Work required –
This exercise calls for copying every line below that holds the word "heading".

-=-=-=-=-

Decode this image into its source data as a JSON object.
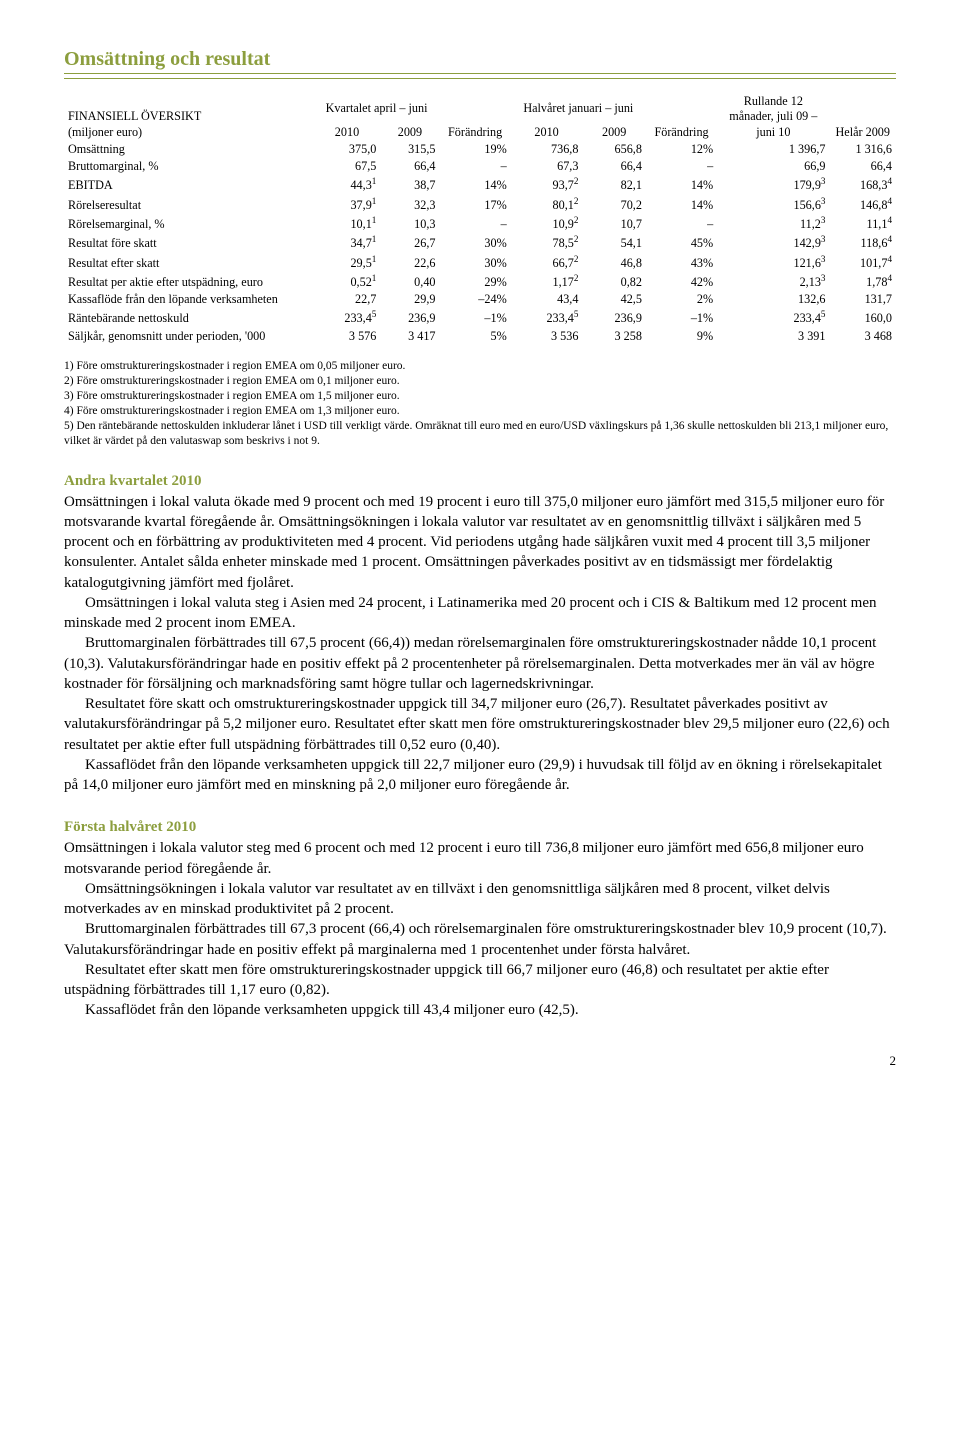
{
  "title": "Omsättning och resultat",
  "table": {
    "row_header_line1": "FINANSIELL ÖVERSIKT",
    "row_header_line2": "(miljoner euro)",
    "group_headers": {
      "q": "Kvartalet april – juni",
      "chg1": "Förändring",
      "h": "Halvåret januari – juni",
      "chg2": "Förändring",
      "roll": "Rullande 12 månader, juli 09 – juni 10",
      "fy": "Helår 2009"
    },
    "year_cols": {
      "y2010": "2010",
      "y2009": "2009"
    },
    "rows": [
      {
        "label": "Omsättning",
        "c": [
          "375,0",
          "315,5",
          "19%",
          "736,8",
          "656,8",
          "12%",
          "1 396,7",
          "1 316,6"
        ],
        "sup": [
          0,
          0,
          0,
          0,
          0,
          0,
          0,
          0
        ]
      },
      {
        "label": "Bruttomarginal, %",
        "c": [
          "67,5",
          "66,4",
          "–",
          "67,3",
          "66,4",
          "–",
          "66,9",
          "66,4"
        ],
        "sup": [
          0,
          0,
          0,
          0,
          0,
          0,
          0,
          0
        ]
      },
      {
        "label": "EBITDA",
        "c": [
          "44,3",
          "38,7",
          "14%",
          "93,7",
          "82,1",
          "14%",
          "179,9",
          "168,3"
        ],
        "sup": [
          1,
          0,
          0,
          2,
          0,
          0,
          3,
          4
        ]
      },
      {
        "label": "Rörelseresultat",
        "c": [
          "37,9",
          "32,3",
          "17%",
          "80,1",
          "70,2",
          "14%",
          "156,6",
          "146,8"
        ],
        "sup": [
          1,
          0,
          0,
          2,
          0,
          0,
          3,
          4
        ]
      },
      {
        "label": "Rörelsemarginal, %",
        "c": [
          "10,1",
          "10,3",
          "–",
          "10,9",
          "10,7",
          "–",
          "11,2",
          "11,1"
        ],
        "sup": [
          1,
          0,
          0,
          2,
          0,
          0,
          3,
          4
        ]
      },
      {
        "label": "Resultat före skatt",
        "c": [
          "34,7",
          "26,7",
          "30%",
          "78,5",
          "54,1",
          "45%",
          "142,9",
          "118,6"
        ],
        "sup": [
          1,
          0,
          0,
          2,
          0,
          0,
          3,
          4
        ]
      },
      {
        "label": "Resultat efter skatt",
        "c": [
          "29,5",
          "22,6",
          "30%",
          "66,7",
          "46,8",
          "43%",
          "121,6",
          "101,7"
        ],
        "sup": [
          1,
          0,
          0,
          2,
          0,
          0,
          3,
          4
        ]
      },
      {
        "label": "Resultat per aktie efter utspädning, euro",
        "c": [
          "0,52",
          "0,40",
          "29%",
          "1,17",
          "0,82",
          "42%",
          "2,13",
          "1,78"
        ],
        "sup": [
          1,
          0,
          0,
          2,
          0,
          0,
          3,
          4
        ]
      },
      {
        "label": "Kassaflöde från den löpande verksamheten",
        "c": [
          "22,7",
          "29,9",
          "–24%",
          "43,4",
          "42,5",
          "2%",
          "132,6",
          "131,7"
        ],
        "sup": [
          0,
          0,
          0,
          0,
          0,
          0,
          0,
          0
        ]
      },
      {
        "label": "Räntebärande nettoskuld",
        "c": [
          "233,4",
          "236,9",
          "–1%",
          "233,4",
          "236,9",
          "–1%",
          "233,4",
          "160,0"
        ],
        "sup": [
          5,
          0,
          0,
          5,
          0,
          0,
          5,
          0
        ]
      },
      {
        "label": "Säljkår, genomsnitt under perioden, '000",
        "c": [
          "3 576",
          "3 417",
          "5%",
          "3 536",
          "3 258",
          "9%",
          "3 391",
          "3 468"
        ],
        "sup": [
          0,
          0,
          0,
          0,
          0,
          0,
          0,
          0
        ]
      }
    ]
  },
  "footnotes": [
    "1) Före omstruktureringskostnader i region EMEA om 0,05 miljoner euro.",
    "2) Före omstruktureringskostnader i region EMEA om 0,1 miljoner euro.",
    "3) Före omstruktureringskostnader i region EMEA om 1,5 miljoner euro.",
    "4) Före omstruktureringskostnader i region EMEA om 1,3 miljoner euro.",
    "5) Den räntebärande nettoskulden inkluderar lånet i USD till verkligt värde. Omräknat till euro med en euro/USD växlingskurs på 1,36 skulle nettoskulden bli 213,1 miljoner euro, vilket är värdet på den valutaswap som beskrivs i not 9."
  ],
  "sections": [
    {
      "heading": "Andra kvartalet 2010",
      "paragraphs": [
        "Omsättningen i lokal valuta ökade med 9 procent och med 19 procent i euro till 375,0 miljoner euro jämfört med 315,5 miljoner euro för motsvarande kvartal föregående år. Omsättningsökningen i lokala valutor var resultatet av en genomsnittlig tillväxt i säljkåren med 5 procent och en förbättring av produktiviteten med 4 procent. Vid periodens utgång hade säljkåren vuxit med 4 procent till 3,5 miljoner konsulenter. Antalet sålda enheter minskade med 1 procent. Omsättningen påverkades positivt av en tidsmässigt mer fördelaktig katalogutgivning jämfört med fjolåret.",
        "Omsättningen i lokal valuta steg i Asien med 24 procent, i Latinamerika med 20 procent och i CIS & Baltikum med 12 procent men minskade med 2 procent inom EMEA.",
        "Bruttomarginalen förbättrades till 67,5 procent (66,4)) medan rörelsemarginalen före omstruktureringskostnader nådde 10,1 procent (10,3). Valutakursförändringar hade en positiv effekt på 2 procentenheter på rörelsemarginalen. Detta motverkades mer än väl av högre kostnader för försäljning och marknadsföring samt högre tullar och lagernedskrivningar.",
        "Resultatet före skatt och omstruktureringskostnader uppgick till 34,7 miljoner euro (26,7). Resultatet påverkades positivt av valutakursförändringar på 5,2 miljoner euro. Resultatet efter skatt men före omstruktureringskostnader blev 29,5 miljoner euro (22,6) och resultatet per aktie efter full utspädning förbättrades till 0,52 euro (0,40).",
        "Kassaflödet från den löpande verksamheten uppgick till 22,7 miljoner euro (29,9) i huvudsak till följd av en ökning i rörelsekapitalet på 14,0 miljoner euro jämfört med en minskning på 2,0 miljoner euro föregående år."
      ]
    },
    {
      "heading": "Första halvåret 2010",
      "paragraphs": [
        "Omsättningen i lokala valutor steg med 6 procent och med 12 procent i euro till 736,8 miljoner euro jämfört med 656,8 miljoner euro motsvarande period föregående år.",
        "Omsättningsökningen i lokala valutor var resultatet av en tillväxt i den genomsnittliga säljkåren med 8 procent, vilket delvis motverkades av en minskad produktivitet på 2 procent.",
        "Bruttomarginalen förbättrades till 67,3 procent (66,4) och rörelsemarginalen före omstruktureringskostnader blev 10,9 procent (10,7). Valutakursförändringar hade en positiv effekt på marginalerna med 1 procentenhet under första halvåret.",
        "Resultatet efter skatt men före omstruktureringskostnader uppgick till 66,7 miljoner euro (46,8) och resultatet per aktie efter utspädning förbättrades till 1,17 euro (0,82).",
        "Kassaflödet från den löpande verksamheten uppgick till 43,4 miljoner euro (42,5)."
      ]
    }
  ],
  "page_number": "2",
  "colors": {
    "accent": "#8c9e3e",
    "text": "#000000",
    "background": "#ffffff"
  }
}
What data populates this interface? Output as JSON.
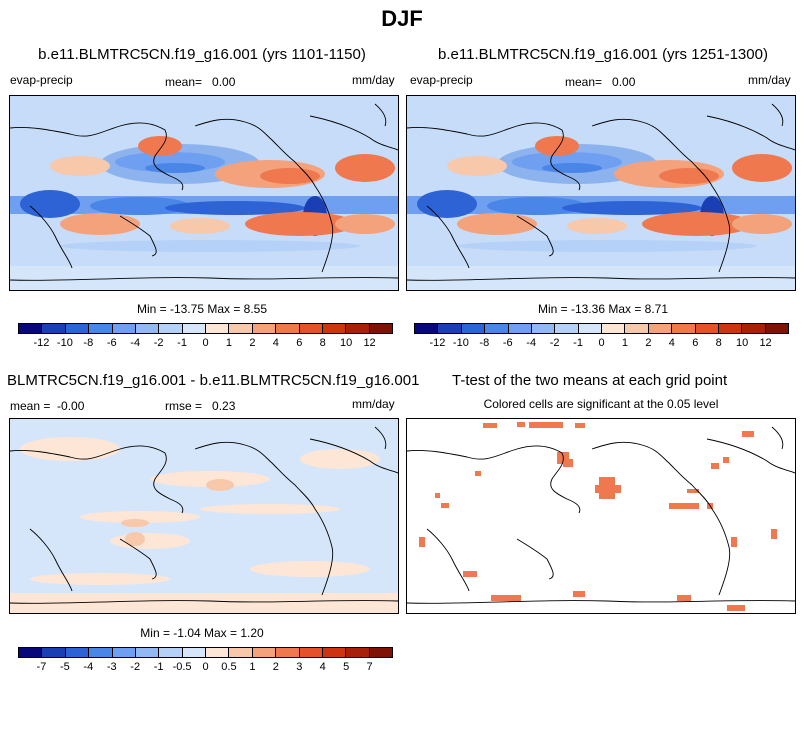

-=-=-=-=-

Exercise answer –
      "heading": "Andra kvartalet 2010",
      "heading": "Första halvåret 2010",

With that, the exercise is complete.